• **Task requirements**
Could you give the data below again, exactly and completely?
>> start Exercise materials
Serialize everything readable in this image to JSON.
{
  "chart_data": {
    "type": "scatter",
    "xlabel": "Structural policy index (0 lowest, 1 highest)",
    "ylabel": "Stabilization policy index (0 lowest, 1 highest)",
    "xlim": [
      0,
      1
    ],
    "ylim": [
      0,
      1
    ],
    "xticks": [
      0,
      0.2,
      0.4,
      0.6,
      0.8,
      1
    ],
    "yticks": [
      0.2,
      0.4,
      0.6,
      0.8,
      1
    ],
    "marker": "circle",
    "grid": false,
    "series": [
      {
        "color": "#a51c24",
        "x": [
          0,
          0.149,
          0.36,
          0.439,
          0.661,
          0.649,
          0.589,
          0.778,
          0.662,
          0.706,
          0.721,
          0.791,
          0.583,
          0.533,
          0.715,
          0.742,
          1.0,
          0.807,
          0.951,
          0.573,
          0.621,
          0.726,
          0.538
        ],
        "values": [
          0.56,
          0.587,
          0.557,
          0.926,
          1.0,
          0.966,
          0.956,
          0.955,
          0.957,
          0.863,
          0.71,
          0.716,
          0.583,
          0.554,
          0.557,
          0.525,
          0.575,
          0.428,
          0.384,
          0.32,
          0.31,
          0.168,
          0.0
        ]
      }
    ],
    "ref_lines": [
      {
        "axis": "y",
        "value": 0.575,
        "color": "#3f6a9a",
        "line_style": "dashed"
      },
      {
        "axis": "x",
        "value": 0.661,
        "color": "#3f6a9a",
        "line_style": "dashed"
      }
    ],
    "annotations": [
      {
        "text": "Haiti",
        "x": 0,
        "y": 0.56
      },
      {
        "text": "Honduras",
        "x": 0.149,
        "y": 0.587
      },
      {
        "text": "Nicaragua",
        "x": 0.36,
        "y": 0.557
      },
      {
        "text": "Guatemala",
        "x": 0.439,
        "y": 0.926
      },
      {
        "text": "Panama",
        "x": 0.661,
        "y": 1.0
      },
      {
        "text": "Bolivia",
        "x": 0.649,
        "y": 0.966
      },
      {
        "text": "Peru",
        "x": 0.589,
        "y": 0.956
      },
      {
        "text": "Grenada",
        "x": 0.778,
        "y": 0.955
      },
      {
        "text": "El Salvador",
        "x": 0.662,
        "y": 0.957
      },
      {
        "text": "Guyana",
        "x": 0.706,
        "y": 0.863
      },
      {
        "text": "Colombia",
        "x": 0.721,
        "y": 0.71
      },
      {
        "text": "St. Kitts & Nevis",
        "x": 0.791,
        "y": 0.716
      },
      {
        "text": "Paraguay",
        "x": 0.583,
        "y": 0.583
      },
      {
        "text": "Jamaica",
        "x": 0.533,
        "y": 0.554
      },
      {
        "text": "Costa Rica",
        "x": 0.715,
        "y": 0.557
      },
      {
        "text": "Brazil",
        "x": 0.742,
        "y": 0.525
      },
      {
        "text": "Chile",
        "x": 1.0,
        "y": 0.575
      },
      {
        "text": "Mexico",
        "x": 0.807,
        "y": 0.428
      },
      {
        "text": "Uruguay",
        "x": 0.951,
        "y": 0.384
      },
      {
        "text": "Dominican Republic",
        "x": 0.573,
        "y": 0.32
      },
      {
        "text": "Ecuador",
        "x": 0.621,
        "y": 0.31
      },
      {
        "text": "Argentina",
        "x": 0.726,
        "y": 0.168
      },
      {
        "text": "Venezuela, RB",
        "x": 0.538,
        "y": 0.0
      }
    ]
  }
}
>> end Exercise materials
• **Solution**
Serialize everything readable in this image to JSON.
{
  "chart_data": {
    "type": "scatter",
    "xlabel": "Structural policy index (0 lowest, 1 highest)",
    "ylabel": "Stabilization policy index (0 lowest, 1 highest)",
    "xlim": [
      0,
      1
    ],
    "ylim": [
      0,
      1
    ],
    "xticks": [
      0,
      0.2,
      0.4,
      0.6,
      0.8,
      1
    ],
    "yticks": [
      0.2,
      0.4,
      0.6,
      0.8,
      1
    ],
    "marker": "circle",
    "grid": false,
    "series": [
      {
        "color": "#a51c24",
        "x": [
          0,
          0.149,
          0.36,
          0.439,
          0.661,
          0.649,
          0.589,
          0.778,
          0.662,
          0.706,
          0.721,
          0.791,
          0.583,
          0.533,
          0.715,
          0.742,
          1.0,
          0.807,
          0.951,
          0.573,
          0.621,
          0.726,
          0.538
        ],
        "values": [
          0.56,
          0.587,
          0.557,
          0.926,
          1.0,
          0.966,
          0.956,
          0.955,
          0.957,
          0.863,
          0.71,
          0.716,
          0.583,
          0.554,
          0.557,
          0.525,
          0.575,
          0.428,
          0.384,
          0.32,
          0.31,
          0.168,
          0.0
        ]
      }
    ],
    "ref_lines": [
      {
        "axis": "y",
        "value": 0.575,
        "color": "#3f6a9a",
        "line_style": "dashed"
      },
      {
        "axis": "x",
        "value": 0.661,
        "color": "#3f6a9a",
        "line_style": "dashed"
      }
    ],
    "annotations": [
      {
        "text": "Haiti",
        "x": 0,
        "y": 0.56
      },
      {
        "text": "Honduras",
        "x": 0.149,
        "y": 0.587
      },
      {
        "text": "Nicaragua",
        "x": 0.36,
        "y": 0.557
      },
      {
        "text": "Guatemala",
        "x": 0.439,
        "y": 0.926
      },
      {
        "text": "Panama",
        "x": 0.661,
        "y": 1.0
      },
      {
        "text": "Bolivia",
        "x": 0.649,
        "y": 0.966
      },
      {
        "text": "Peru",
        "x": 0.589,
        "y": 0.956
      },
      {
        "text": "Grenada",
        "x": 0.778,
        "y": 0.955
      },
      {
        "text": "El Salvador",
        "x": 0.662,
        "y": 0.957
      },
      {
        "text": "Guyana",
        "x": 0.706,
        "y": 0.863
      },
      {
        "text": "Colombia",
        "x": 0.721,
        "y": 0.71
      },
      {
        "text": "St. Kitts & Nevis",
        "x": 0.791,
        "y": 0.716
      },
      {
        "text": "Paraguay",
        "x": 0.583,
        "y": 0.583
      },
      {
        "text": "Jamaica",
        "x": 0.533,
        "y": 0.554
      },
      {
        "text": "Costa Rica",
        "x": 0.715,
        "y": 0.557
      },
      {
        "text": "Brazil",
        "x": 0.742,
        "y": 0.525
      },
      {
        "text": "Chile",
        "x": 1.0,
        "y": 0.575
      },
      {
        "text": "Mexico",
        "x": 0.807,
        "y": 0.428
      },
      {
        "text": "Uruguay",
        "x": 0.951,
        "y": 0.384
      },
      {
        "text": "Dominican Republic",
        "x": 0.573,
        "y": 0.32
      },
      {
        "text": "Ecuador",
        "x": 0.621,
        "y": 0.31
      },
      {
        "text": "Argentina",
        "x": 0.726,
        "y": 0.168
      },
      {
        "text": "Venezuela, RB",
        "x": 0.538,
        "y": 0.0
      }
    ]
  }
}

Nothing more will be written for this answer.